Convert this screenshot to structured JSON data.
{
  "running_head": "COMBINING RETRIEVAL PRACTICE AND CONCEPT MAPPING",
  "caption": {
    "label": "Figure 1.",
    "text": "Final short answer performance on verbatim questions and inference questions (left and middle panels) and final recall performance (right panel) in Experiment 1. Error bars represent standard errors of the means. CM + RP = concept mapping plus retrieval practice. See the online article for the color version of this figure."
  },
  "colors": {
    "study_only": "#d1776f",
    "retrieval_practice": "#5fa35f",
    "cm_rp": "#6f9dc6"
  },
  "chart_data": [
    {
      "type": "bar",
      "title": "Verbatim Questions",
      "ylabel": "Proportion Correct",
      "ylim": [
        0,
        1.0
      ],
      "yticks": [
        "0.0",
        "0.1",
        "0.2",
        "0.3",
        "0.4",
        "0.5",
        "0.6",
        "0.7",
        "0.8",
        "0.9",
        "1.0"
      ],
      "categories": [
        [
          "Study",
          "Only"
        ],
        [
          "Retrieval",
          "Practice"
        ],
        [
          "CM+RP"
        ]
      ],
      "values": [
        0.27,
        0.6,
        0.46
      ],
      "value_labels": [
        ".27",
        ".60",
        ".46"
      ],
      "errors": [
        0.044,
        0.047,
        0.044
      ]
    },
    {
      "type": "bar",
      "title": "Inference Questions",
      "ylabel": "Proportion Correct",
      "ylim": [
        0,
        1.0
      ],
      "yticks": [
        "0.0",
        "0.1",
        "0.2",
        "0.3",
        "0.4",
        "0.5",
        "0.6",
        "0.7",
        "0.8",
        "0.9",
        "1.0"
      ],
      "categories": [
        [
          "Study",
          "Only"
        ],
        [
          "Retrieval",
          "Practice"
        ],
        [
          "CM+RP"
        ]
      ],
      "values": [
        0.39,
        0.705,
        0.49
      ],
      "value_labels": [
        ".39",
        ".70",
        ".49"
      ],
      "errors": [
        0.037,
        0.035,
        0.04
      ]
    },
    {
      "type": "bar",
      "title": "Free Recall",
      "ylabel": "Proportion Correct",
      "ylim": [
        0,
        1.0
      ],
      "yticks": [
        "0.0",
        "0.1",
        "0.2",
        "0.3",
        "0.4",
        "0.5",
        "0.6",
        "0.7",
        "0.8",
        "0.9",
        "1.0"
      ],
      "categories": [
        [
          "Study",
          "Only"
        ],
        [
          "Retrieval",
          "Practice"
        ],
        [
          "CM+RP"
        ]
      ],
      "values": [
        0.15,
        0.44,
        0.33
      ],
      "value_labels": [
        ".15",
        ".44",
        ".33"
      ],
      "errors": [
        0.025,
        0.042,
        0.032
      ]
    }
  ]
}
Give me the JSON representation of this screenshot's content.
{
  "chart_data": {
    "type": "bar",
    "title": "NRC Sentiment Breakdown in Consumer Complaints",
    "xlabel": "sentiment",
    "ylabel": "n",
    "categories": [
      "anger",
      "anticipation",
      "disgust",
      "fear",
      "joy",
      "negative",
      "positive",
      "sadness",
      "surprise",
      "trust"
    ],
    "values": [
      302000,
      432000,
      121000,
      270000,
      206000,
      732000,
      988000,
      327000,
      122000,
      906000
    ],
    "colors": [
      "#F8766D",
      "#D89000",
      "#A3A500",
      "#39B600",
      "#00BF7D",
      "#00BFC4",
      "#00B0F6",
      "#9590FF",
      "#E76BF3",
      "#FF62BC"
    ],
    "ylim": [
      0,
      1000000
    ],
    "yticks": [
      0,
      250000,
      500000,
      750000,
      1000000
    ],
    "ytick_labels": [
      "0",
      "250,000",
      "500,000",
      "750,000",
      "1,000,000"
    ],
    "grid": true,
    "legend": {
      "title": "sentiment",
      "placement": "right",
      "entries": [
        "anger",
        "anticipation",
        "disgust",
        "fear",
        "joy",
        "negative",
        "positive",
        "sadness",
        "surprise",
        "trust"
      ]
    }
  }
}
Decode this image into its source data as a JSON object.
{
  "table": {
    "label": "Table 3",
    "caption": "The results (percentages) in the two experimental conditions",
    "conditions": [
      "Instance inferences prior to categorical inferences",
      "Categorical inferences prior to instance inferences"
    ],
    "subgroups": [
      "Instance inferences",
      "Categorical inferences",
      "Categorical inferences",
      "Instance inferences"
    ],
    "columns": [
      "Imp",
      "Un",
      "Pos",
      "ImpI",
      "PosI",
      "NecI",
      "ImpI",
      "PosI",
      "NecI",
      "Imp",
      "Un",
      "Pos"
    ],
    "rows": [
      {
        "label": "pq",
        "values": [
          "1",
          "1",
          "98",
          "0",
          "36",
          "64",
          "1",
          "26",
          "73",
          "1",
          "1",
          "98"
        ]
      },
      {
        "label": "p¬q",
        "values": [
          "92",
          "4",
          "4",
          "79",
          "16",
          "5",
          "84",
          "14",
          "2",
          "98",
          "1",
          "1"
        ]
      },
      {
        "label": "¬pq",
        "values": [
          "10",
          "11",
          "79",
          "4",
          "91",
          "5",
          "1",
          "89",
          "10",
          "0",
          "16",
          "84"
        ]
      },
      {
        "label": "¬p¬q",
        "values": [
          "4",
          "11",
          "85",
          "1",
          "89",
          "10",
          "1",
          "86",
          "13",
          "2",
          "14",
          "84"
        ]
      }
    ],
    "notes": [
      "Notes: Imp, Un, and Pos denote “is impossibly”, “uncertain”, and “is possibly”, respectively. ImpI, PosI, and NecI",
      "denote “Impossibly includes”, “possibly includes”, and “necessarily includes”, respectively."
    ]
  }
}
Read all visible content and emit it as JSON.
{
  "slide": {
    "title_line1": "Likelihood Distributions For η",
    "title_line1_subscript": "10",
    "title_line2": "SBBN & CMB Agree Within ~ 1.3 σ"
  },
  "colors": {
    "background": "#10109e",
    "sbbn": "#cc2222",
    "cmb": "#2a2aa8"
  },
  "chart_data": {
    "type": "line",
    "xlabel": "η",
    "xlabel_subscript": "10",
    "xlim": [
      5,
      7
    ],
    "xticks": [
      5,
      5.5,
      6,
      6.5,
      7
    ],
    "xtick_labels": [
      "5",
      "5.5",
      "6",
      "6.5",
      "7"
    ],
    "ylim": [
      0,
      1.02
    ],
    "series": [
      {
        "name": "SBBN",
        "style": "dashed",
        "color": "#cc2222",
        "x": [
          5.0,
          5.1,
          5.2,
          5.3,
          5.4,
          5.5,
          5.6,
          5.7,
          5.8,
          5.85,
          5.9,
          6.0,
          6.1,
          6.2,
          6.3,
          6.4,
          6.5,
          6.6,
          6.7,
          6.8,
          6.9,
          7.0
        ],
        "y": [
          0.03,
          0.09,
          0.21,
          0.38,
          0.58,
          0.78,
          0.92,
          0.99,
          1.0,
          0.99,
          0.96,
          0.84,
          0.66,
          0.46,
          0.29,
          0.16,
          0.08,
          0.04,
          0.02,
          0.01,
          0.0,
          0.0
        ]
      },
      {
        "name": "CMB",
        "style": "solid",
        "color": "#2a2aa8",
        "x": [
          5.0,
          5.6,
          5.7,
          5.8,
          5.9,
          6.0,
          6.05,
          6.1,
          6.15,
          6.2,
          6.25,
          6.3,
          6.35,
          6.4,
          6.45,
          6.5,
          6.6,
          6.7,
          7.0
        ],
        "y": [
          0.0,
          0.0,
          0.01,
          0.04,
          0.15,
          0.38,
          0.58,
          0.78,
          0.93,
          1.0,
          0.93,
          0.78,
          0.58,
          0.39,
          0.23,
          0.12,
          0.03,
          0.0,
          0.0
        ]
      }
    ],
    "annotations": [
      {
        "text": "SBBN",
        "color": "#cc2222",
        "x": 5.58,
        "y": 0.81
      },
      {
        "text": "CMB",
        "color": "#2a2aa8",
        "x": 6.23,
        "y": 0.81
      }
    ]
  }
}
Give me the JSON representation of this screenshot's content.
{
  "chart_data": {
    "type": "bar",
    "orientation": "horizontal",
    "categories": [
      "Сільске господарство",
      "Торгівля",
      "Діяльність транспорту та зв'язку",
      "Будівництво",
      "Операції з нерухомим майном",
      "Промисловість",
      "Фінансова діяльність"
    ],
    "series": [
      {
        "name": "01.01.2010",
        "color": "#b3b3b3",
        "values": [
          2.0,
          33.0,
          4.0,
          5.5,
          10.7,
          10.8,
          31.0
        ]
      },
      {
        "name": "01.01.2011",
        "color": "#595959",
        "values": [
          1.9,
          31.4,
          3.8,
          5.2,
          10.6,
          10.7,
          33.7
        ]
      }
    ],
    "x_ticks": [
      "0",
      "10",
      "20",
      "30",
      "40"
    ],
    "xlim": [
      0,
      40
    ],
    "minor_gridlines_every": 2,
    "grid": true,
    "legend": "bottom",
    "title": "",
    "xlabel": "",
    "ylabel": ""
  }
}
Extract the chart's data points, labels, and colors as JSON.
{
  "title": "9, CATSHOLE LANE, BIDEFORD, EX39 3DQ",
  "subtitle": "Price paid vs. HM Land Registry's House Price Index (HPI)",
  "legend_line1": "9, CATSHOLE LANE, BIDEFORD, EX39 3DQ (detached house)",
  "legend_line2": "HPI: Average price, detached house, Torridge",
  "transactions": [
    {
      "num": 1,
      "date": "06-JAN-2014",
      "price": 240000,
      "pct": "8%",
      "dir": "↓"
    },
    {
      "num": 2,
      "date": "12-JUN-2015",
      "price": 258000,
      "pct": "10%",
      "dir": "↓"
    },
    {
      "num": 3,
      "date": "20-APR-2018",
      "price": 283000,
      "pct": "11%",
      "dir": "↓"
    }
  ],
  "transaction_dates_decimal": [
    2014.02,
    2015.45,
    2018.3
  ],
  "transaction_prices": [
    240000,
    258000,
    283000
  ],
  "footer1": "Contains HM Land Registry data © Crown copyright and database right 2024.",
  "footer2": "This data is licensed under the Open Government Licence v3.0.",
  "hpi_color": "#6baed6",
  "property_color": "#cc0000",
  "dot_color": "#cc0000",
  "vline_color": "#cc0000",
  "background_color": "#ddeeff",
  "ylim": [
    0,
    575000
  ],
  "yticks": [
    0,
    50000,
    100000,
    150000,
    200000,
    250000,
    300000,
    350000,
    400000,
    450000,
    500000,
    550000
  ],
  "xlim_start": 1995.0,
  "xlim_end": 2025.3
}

» Short exercise
Using the records above, gather all lines where the string "possibly" is present.

» Solution for this task
      "Notes: Imp, Un, and Pos denote “is impossibly”, “uncertain”, and “is possibly”, respectively. ImpI, PosI, and NecI",
      "denote “Impossibly includes”, “possibly includes”, and “necessarily includes”, respectively."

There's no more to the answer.